Task brief — Below are the entries; state how many of their lines contain the string "odůvodnění", and nothing more.

Input records —
━━━━━━
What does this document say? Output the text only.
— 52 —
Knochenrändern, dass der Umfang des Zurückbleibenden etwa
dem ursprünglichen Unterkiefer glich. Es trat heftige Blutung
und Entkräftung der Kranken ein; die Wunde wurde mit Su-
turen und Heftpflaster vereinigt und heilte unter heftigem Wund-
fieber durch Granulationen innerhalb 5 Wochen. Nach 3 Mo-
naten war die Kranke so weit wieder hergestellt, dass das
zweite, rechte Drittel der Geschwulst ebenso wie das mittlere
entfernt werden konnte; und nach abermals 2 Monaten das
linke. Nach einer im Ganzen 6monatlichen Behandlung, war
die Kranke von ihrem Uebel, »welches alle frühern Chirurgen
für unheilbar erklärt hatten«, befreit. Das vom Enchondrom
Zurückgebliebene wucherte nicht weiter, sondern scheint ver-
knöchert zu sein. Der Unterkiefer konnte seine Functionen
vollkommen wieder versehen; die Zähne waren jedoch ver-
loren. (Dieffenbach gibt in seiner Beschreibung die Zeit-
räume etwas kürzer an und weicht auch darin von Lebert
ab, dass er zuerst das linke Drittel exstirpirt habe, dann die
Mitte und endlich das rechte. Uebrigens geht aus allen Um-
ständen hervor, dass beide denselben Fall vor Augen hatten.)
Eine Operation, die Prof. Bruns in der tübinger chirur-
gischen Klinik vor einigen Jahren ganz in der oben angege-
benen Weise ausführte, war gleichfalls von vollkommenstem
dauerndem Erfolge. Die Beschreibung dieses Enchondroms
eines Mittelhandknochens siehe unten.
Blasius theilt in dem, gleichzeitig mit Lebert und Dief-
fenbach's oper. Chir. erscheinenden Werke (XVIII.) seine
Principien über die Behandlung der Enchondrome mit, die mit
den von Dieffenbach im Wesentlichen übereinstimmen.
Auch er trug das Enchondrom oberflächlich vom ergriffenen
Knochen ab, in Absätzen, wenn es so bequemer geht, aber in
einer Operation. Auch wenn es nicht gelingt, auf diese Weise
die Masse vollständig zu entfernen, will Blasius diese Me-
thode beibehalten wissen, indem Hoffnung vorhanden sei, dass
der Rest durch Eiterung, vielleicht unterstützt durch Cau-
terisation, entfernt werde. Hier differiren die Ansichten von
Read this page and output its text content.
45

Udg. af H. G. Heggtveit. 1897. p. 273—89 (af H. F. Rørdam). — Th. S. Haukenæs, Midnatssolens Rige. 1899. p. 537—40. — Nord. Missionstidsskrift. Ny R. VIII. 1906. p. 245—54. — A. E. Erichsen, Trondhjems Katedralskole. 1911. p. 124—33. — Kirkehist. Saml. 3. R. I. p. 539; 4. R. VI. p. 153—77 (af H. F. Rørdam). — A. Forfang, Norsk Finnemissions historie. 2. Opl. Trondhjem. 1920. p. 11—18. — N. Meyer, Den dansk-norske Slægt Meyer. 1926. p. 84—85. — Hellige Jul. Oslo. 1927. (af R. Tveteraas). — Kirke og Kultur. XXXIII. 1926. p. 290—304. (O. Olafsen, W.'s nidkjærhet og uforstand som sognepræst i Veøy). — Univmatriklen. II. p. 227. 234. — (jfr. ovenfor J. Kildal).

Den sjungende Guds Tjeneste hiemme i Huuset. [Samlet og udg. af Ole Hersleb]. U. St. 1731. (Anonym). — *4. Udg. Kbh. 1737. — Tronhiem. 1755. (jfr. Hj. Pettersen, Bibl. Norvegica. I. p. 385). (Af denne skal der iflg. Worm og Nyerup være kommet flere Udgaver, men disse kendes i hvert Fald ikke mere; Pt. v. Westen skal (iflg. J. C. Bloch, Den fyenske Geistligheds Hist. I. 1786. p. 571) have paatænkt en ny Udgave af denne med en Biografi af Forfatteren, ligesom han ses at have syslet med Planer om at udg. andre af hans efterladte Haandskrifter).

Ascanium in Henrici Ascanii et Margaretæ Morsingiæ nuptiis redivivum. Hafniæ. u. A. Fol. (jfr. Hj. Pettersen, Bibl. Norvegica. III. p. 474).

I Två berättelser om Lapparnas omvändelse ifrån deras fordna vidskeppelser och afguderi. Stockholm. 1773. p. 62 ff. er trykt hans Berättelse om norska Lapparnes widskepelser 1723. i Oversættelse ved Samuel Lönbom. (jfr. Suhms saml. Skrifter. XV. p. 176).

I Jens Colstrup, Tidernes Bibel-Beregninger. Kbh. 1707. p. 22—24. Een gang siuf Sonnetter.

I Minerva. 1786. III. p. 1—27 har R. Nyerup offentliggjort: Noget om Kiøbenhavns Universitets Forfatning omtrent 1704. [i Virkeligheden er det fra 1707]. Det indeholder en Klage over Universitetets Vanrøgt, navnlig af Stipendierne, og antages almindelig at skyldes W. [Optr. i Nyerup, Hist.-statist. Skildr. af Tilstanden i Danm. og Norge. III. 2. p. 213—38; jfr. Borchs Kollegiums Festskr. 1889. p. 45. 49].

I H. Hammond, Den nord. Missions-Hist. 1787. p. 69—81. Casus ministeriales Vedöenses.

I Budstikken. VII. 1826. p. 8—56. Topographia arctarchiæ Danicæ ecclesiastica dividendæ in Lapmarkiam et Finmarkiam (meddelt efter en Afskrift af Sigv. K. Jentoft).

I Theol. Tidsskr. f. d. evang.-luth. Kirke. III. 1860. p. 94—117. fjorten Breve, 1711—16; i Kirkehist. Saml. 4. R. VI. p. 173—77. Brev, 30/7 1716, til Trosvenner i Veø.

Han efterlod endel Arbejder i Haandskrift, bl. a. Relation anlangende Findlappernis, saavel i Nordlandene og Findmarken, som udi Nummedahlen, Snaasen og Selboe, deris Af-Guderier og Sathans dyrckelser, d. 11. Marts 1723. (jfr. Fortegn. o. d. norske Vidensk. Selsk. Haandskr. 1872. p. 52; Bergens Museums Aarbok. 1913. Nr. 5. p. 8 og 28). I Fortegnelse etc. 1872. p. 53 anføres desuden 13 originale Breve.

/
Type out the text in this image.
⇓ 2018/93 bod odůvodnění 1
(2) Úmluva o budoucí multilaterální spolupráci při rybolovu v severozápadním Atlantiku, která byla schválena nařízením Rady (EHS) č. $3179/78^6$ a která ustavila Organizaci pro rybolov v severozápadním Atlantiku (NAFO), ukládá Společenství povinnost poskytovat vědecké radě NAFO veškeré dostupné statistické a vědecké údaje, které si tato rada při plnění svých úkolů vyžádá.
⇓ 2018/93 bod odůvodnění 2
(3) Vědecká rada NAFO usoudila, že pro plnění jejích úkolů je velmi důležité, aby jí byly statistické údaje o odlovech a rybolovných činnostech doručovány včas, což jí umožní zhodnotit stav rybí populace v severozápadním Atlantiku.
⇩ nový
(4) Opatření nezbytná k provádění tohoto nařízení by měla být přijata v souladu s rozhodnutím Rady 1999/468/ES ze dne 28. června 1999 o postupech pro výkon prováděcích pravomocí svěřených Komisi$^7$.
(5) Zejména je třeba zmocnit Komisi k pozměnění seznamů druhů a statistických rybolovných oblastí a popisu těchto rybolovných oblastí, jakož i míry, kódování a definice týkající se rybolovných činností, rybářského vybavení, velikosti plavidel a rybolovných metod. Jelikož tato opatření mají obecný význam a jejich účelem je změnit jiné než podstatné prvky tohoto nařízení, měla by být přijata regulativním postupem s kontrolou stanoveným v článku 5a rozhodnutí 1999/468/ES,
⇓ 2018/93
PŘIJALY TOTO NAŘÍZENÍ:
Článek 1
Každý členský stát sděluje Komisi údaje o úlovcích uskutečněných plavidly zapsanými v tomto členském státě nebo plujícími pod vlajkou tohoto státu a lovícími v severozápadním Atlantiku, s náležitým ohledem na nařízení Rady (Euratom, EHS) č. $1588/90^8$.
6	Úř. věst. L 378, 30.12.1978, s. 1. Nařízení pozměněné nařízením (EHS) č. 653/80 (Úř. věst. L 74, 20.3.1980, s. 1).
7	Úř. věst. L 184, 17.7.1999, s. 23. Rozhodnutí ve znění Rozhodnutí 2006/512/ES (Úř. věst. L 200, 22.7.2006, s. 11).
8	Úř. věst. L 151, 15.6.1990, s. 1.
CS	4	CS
━━━━━━
Answer — 2